BEGIN TEXT

Signals and Systems

Systems and Their Properties

A system is any physical device, algorithm, circuit, or mathematical rule that accepts an input signal and produces an output signal. Its properties tell us how predictably, safely, and usefully it behaves.

Introduction

In Signals and Systems, a system is represented as a transformation from input to output. If the input is $$x(t)$$ and the output is $$y(t)$$, then the system describes the rule that converts $$x(t)$$ into $$y(t)$$.

This topic is important because before solving a circuit, filter, communication channel, control loop, or DSP algorithm, an engineer must know what kind of system it is.

Why This Topic Matters

Industry relevance

Audio systems must be stable and predictable.
Communication channels must be modeled to remove distortion and noise.
Control systems must avoid unstable output growth.
DSP filters are designed using linear time-invariant system theory.

Exam relevance

GATE asks direct property checks: linearity, time invariance, causality, and stability.
University exams ask definitions with examples and counterexamples.
Interviews often ask you to test a system using input-output logic instead of memorized statements.

Prerequisites

Meaning of input and output signals.
Basic function notation such as $$x(t)$$ and $$x[n]$$.
Time shifting and scaling ideas.
Basic algebra for testing superposition.
Concept of bounded and unbounded signal behavior.

END TEXT

• THINGS TO DO:
1 > Answer these about the text on systems and their properties, one line each:
(a) Which four properties does GATE check directly?
(b) What theory are DSP filters designed with?
(c) What symbol stands for a system's output?
2 > Carry on the text on systems and their properties from its last line, in the same style.

BEGIN LISTED ENTRIES

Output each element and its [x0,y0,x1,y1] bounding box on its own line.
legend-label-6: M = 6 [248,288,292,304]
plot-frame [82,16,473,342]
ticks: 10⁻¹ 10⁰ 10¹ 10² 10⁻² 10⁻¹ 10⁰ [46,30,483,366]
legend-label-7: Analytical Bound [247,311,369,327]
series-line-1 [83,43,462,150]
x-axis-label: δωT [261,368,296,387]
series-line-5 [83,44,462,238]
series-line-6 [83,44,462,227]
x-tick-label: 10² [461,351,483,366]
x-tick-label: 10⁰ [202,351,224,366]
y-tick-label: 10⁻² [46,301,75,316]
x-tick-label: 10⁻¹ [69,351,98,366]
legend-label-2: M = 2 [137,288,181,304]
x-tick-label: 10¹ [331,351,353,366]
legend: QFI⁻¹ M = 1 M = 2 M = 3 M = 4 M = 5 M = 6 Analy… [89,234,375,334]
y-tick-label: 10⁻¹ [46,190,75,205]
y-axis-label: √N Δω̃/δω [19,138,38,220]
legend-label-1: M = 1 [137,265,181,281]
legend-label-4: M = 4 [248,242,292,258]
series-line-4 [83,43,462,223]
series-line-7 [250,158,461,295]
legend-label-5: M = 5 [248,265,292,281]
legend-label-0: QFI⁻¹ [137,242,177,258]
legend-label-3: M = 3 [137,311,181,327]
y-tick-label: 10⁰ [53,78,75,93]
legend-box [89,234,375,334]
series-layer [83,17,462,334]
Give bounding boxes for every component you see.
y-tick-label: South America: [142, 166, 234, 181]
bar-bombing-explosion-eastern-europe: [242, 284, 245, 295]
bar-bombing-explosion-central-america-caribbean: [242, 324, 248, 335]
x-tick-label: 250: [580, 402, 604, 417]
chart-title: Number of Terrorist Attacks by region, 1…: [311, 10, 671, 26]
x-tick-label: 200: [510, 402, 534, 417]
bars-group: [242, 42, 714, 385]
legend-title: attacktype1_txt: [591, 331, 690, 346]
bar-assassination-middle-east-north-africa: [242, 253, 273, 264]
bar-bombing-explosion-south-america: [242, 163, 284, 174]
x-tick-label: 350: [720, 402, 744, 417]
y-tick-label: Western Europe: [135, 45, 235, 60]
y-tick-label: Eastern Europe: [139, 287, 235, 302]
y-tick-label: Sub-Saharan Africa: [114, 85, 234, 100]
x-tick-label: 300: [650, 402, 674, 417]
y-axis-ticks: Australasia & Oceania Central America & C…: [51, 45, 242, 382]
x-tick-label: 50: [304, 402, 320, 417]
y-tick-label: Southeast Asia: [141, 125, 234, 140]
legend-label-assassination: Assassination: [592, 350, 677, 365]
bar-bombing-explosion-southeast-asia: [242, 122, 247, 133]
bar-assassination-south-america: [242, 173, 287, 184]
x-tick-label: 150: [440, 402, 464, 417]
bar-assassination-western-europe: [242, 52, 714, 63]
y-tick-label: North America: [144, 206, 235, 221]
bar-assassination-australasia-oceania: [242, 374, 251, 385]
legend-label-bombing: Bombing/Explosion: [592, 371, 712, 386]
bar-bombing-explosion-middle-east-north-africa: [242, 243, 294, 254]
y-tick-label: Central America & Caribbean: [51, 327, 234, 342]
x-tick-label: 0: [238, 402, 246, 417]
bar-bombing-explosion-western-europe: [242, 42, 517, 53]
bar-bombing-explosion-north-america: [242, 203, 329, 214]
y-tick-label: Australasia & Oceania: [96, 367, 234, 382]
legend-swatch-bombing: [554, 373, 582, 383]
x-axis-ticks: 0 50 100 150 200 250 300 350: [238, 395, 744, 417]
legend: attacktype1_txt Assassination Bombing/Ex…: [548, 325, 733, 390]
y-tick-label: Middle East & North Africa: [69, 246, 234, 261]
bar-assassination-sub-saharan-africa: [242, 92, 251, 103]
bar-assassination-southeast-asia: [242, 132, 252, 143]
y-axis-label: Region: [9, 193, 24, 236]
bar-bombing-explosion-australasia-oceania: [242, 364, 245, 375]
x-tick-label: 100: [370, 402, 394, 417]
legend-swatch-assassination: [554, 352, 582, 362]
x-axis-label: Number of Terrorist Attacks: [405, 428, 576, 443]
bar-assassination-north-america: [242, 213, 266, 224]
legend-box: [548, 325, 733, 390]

END LISTED ENTRIES

• ANSWERS PROVIDED:
1 >
(a) Linearity, time invariance, causality, and stability.
(b) Linear time-invariant system theory.
(c) y(t)

2 >
Basic Intuition

Think of a system as a machine with behavior. A microphone preamplifier increases signal strength. A filter removes unwanted frequency components. A delay unit shifts a waveform in time. A sensor converts a physical quantity into an electrical signal.

A signal tells us what is changing. A system tells us how that change is modified.

Core Theory Explanation

System representation

$$y(t)=T\{x(t)\}$$

Here $$T$$ is the system operator. It may represent a circuit, a code algorithm, a mechanical device, a wireless channel, or a mathematical operation.

Major system properties

Property	Core idea	Engineering meaning
Linearity	Superposition holds	Signals can be analyzed separately and added
Time invariance	Behavior does not change with time	Same input today or later gives same shifted response
Causality	Output depends only on present and past inputs	Real-time systems cannot know the future
Stability	Bounded input gives bounded output	System does not blow up for normal signals
Memory	Output depends on values other than current input	Capacitors, inductors, delays, and filters store past behavior

Step-by-Step Mathematical Derivation

1. Linearity test

Assume two inputs produce two outputs:

$$x_1(t) \to y_1(t), \quad x_2(t) \to y_2(t)$$

The system is linear if scaling and addition pass through the system:

$$T\{a x_1(t)+b x_2(t)\}=aT\{x_1(t)\}+bT\{x_2(t)\}$$

Physically, this means the system does not create unexpected interaction between signals. If two tones enter a linear amplifier, the output is simply the sum of amplified tones.

2. Time invariance test

If input $$x(t)$$ gives output $$y(t)$$, delay the input by $$t_0$$:

$$x(t-t_0) \to y(t-t_0)$$

If the output is only delayed by the same amount and its shape is unchanged, the system is time invariant.

3. BIBO stability test

A bounded input satisfies:

$$|x(t)| \le M_x < \infty$$

The system is stable if the output also remains bounded:

$$|y(t)| \le M_y < \infty$$

Working Principle

An input signal enters the system.
The system applies an operation: amplification, attenuation, delay, differentiation, integration, filtering, or sampling.
Internal elements decide whether the output depends on present, past, or future values.
The output signal appears with changed amplitude, timing, frequency content, or shape.
System properties tell us whether that behavior is predictable, realizable, and safe.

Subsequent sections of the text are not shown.